## TASK REQUIREMENTS
Your answer should be only a number: how many lines include the word "收入的变化而不断变化".
[START OF THE INPUT]
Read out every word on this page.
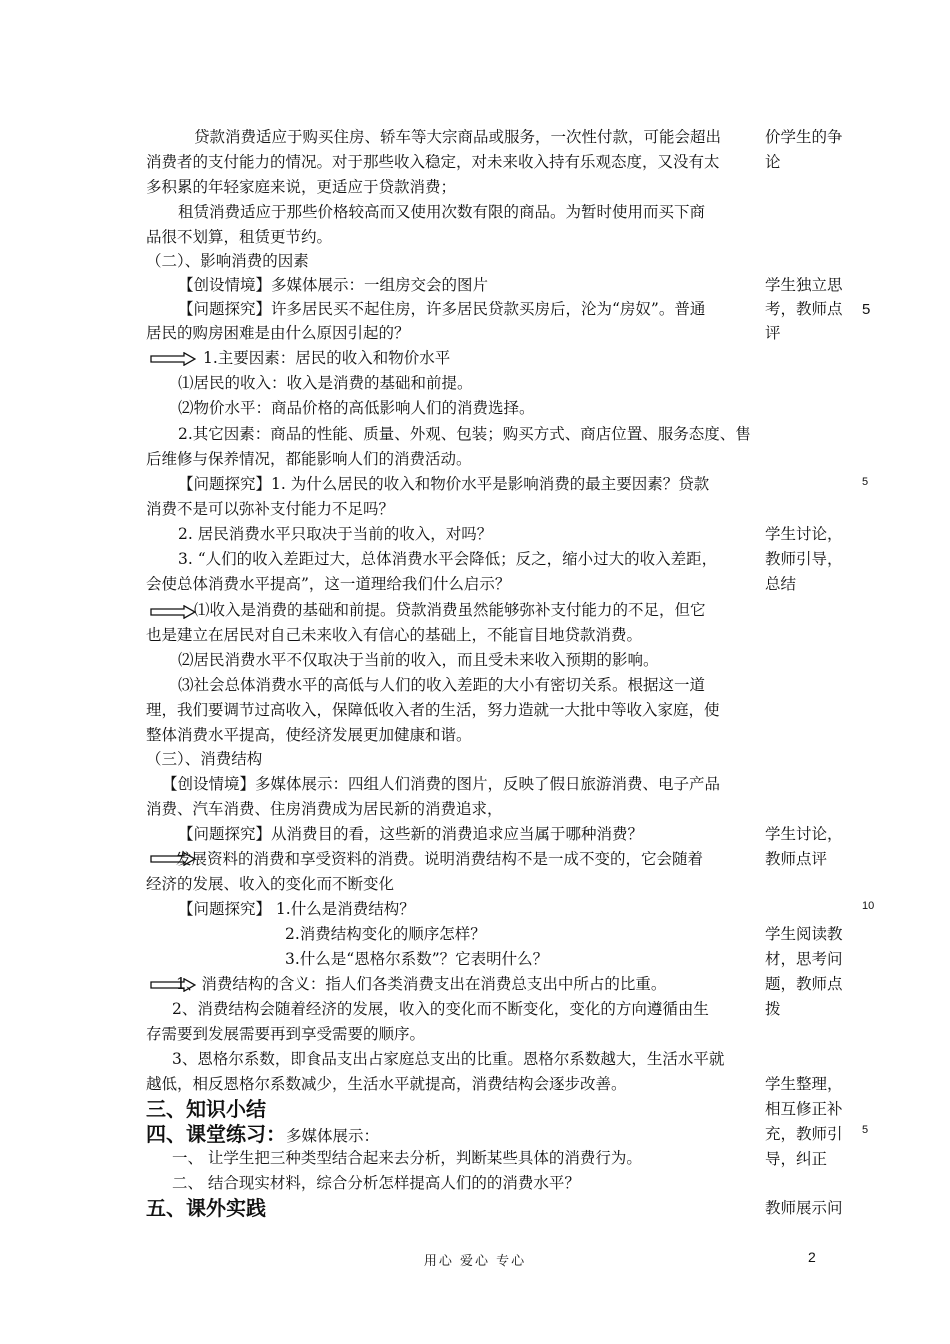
贷款消费适应于购买住房、轿车等大宗商品或服务，一次性付款，可能会超出
消费者的支付能力的情况。对于那些收入稳定，对未来收入持有乐观态度，又没有太
多积累的年轻家庭来说，更适应于贷款消费；
租赁消费适应于那些价格较高而又使用次数有限的商品。为暂时使用而买下商
品很不划算，租赁更节约。
（二）、影响消费的因素
【创设情境】多媒体展示：一组房交会的图片
【问题探究】许多居民买不起住房，许多居民贷款买房后，沦为“房奴”。普通
居民的购房困难是由什么原因引起的？
1.主要因素：居民的收入和物价水平
⑴居民的收入：收入是消费的基础和前提。
⑵物价水平：商品价格的高低影响人们的消费选择。
2.其它因素：商品的性能、质量、外观、包装；购买方式、商店位置、服务态度、售
后维修与保养情况，都能影响人们的消费活动。
【问题探究】1. 为什么居民的收入和物价水平是影响消费的最主要因素？贷款
消费不是可以弥补支付能力不足吗？
2. 居民消费水平只取决于当前的收入，对吗？
3. “人们的收入差距过大，总体消费水平会降低；反之，缩小过大的收入差距，
会使总体消费水平提高”，这一道理给我们什么启示？
⑴收入是消费的基础和前提。贷款消费虽然能够弥补支付能力的不足，但它
也是建立在居民对自己未来收入有信心的基础上，不能盲目地贷款消费。
⑵居民消费水平不仅取决于当前的收入，而且受未来收入预期的影响。
⑶社会总体消费水平的高低与人们的收入差距的大小有密切关系。根据这一道
理，我们要调节过高收入，保障低收入者的生活，努力造就一大批中等收入家庭，使
整体消费水平提高，使经济发展更加健康和谐。
（三）、消费结构
【创设情境】多媒体展示：四组人们消费的图片，反映了假日旅游消费、电子产品
消费、汽车消费、住房消费成为居民新的消费追求，
【问题探究】从消费目的看，这些新的消费追求应当属于哪种消费？
发展资料的消费和享受资料的消费。说明消费结构不是一成不变的，它会随着
经济的发展、收入的变化而不断变化
【问题探究】 1.什么是消费结构？
2.消费结构变化的顺序怎样？
3.什么是“恩格尔系数”？它表明什么？
1、消费结构的含义：指人们各类消费支出在消费总支出中所占的比重。
2、消费结构会随着经济的发展，收入的变化而不断变化，变化的方向遵循由生
存需要到发展需要再到享受需要的顺序。
3、恩格尔系数，即食品支出占家庭总支出的比重。恩格尔系数越大，生活水平就
越低，相反恩格尔系数减少，生活水平就提高，消费结构会逐步改善。
三、知识小结
四、课堂练习：多媒体展示：
一、 让学生把三种类型结合起来去分析，判断某些具体的消费行为。
二、 结合现实材料，综合分析怎样提高人们的的消费水平？
五、课外实践
价学生的争
论
学生独立思
考，教师点
评
学生讨论，
教师引导，
总结
学生讨论，
教师点评
学生阅读教
材，思考问
题，教师点
拨
学生整理，
相互修正补
充，教师引
导，纠正
教师展示问
5
5
10
5
用心 爱心 专心	2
[END OF THE INPUT]
## RESULT
2